- **Aim of the exercise**: For every line in the data below that contains "backscatter", copy the line.

[Rows from a figure dataset]
——————
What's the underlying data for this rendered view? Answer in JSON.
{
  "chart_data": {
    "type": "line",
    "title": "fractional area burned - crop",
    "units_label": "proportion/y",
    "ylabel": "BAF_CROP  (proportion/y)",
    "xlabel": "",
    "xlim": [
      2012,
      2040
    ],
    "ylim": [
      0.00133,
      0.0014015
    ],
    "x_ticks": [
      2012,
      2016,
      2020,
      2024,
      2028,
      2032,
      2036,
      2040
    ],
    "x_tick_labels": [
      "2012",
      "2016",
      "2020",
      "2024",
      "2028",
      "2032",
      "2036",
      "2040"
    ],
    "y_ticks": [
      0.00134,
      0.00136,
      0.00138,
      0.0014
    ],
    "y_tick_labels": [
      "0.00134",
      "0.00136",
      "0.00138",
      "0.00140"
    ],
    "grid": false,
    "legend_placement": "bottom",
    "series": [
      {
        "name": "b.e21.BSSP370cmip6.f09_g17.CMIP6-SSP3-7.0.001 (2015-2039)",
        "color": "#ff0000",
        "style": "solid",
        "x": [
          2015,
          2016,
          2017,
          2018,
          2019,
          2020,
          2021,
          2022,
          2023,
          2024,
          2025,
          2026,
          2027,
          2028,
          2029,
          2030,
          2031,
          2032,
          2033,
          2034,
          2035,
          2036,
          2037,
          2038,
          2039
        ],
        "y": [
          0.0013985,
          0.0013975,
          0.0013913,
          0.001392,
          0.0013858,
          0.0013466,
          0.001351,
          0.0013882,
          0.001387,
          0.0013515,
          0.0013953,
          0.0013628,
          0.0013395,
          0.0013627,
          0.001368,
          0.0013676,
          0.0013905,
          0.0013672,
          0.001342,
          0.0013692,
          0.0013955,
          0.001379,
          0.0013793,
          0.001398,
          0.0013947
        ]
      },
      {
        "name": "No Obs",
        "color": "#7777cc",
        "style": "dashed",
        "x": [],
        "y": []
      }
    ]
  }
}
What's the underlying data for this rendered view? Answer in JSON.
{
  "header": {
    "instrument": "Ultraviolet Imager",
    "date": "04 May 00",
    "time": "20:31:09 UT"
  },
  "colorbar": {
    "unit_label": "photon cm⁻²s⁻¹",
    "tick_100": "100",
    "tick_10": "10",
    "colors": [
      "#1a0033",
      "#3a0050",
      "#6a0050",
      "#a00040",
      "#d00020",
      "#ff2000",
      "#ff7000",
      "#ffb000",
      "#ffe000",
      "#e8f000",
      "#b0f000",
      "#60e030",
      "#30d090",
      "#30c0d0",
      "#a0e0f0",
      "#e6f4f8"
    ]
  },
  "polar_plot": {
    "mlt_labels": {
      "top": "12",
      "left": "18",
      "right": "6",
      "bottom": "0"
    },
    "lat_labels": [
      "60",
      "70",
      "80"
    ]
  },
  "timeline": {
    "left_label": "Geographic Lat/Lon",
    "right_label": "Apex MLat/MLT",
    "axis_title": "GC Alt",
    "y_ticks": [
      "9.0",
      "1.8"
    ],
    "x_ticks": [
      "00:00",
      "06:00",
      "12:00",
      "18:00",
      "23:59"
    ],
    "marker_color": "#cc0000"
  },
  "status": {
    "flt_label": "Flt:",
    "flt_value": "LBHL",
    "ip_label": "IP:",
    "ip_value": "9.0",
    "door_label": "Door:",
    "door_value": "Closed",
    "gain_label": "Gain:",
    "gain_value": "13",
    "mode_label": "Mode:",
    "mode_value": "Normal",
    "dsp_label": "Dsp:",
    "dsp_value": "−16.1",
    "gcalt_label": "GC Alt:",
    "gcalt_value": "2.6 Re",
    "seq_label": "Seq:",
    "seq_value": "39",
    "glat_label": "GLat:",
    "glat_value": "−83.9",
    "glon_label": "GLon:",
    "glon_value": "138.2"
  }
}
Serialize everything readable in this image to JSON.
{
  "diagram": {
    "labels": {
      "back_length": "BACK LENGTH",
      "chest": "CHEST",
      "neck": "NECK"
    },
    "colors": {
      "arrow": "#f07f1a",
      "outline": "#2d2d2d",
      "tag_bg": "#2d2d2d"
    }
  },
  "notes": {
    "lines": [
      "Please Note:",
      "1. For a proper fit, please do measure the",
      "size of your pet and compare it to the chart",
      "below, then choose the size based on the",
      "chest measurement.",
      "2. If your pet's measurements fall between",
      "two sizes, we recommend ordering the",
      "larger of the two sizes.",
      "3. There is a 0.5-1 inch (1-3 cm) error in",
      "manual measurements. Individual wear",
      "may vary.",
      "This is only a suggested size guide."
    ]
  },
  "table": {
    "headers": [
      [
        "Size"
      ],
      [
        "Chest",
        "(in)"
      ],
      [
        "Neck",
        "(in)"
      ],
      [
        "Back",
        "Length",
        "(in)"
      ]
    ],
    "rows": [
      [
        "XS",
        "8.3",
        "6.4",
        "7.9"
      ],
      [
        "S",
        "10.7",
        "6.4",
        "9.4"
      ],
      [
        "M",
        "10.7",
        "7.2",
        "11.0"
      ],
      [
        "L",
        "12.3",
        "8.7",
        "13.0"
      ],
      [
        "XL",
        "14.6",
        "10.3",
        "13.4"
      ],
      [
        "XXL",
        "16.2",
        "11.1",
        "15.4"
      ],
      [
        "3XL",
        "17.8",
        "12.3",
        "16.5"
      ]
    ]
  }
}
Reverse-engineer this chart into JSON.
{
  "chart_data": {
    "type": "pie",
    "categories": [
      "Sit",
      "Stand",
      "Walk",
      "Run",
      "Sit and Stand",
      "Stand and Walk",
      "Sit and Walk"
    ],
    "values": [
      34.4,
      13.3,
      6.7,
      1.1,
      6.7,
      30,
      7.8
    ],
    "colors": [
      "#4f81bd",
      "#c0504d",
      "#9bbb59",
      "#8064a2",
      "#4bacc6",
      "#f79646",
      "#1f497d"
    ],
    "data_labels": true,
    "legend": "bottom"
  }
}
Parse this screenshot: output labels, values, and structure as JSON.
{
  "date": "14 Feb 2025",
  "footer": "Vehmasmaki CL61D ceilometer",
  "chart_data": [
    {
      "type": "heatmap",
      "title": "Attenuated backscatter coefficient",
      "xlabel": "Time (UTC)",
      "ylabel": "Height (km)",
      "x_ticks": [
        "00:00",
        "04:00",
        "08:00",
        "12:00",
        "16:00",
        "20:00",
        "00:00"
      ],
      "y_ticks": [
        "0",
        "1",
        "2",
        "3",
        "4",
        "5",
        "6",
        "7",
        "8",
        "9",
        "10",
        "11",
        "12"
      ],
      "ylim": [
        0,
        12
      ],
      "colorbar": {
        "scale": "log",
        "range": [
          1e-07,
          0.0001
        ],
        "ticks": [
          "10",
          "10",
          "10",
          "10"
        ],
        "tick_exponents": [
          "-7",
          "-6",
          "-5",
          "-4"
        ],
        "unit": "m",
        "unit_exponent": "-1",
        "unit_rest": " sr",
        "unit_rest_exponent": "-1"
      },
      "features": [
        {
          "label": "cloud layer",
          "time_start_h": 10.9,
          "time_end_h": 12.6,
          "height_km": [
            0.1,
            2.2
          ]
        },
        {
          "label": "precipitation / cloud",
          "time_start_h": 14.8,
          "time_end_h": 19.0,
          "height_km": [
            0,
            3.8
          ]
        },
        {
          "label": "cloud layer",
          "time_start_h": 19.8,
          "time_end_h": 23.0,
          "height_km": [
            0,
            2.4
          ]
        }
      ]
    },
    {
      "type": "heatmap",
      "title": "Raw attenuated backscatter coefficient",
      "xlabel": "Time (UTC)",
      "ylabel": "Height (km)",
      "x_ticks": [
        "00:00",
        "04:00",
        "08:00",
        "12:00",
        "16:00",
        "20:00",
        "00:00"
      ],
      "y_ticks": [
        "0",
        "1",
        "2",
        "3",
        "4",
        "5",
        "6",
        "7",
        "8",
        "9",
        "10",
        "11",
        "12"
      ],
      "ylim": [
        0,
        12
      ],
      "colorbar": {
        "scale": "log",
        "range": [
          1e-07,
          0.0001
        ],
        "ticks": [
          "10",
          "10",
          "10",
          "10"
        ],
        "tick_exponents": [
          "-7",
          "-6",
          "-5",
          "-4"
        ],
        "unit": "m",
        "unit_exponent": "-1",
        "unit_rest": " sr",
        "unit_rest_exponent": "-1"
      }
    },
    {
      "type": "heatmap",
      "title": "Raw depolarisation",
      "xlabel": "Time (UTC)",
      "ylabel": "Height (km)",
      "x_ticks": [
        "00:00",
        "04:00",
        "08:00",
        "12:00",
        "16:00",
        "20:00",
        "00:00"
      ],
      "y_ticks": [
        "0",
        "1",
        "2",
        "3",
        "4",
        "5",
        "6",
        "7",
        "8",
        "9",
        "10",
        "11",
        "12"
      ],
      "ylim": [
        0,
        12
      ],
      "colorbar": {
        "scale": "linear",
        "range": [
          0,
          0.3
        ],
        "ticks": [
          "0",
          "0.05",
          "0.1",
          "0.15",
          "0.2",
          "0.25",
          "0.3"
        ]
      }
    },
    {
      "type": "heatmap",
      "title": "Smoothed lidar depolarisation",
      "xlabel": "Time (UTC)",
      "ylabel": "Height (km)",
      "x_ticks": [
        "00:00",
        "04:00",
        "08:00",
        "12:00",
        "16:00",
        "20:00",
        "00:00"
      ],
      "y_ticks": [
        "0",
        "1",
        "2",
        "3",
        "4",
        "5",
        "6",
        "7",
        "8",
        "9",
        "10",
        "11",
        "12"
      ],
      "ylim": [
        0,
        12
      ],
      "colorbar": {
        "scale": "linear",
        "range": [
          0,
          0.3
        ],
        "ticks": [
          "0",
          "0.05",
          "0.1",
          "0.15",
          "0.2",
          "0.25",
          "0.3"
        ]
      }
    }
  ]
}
——————
- **Exercise result**:
      "title": "Attenuated backscatter coefficient",
      "title": "Raw attenuated backscatter coefficient",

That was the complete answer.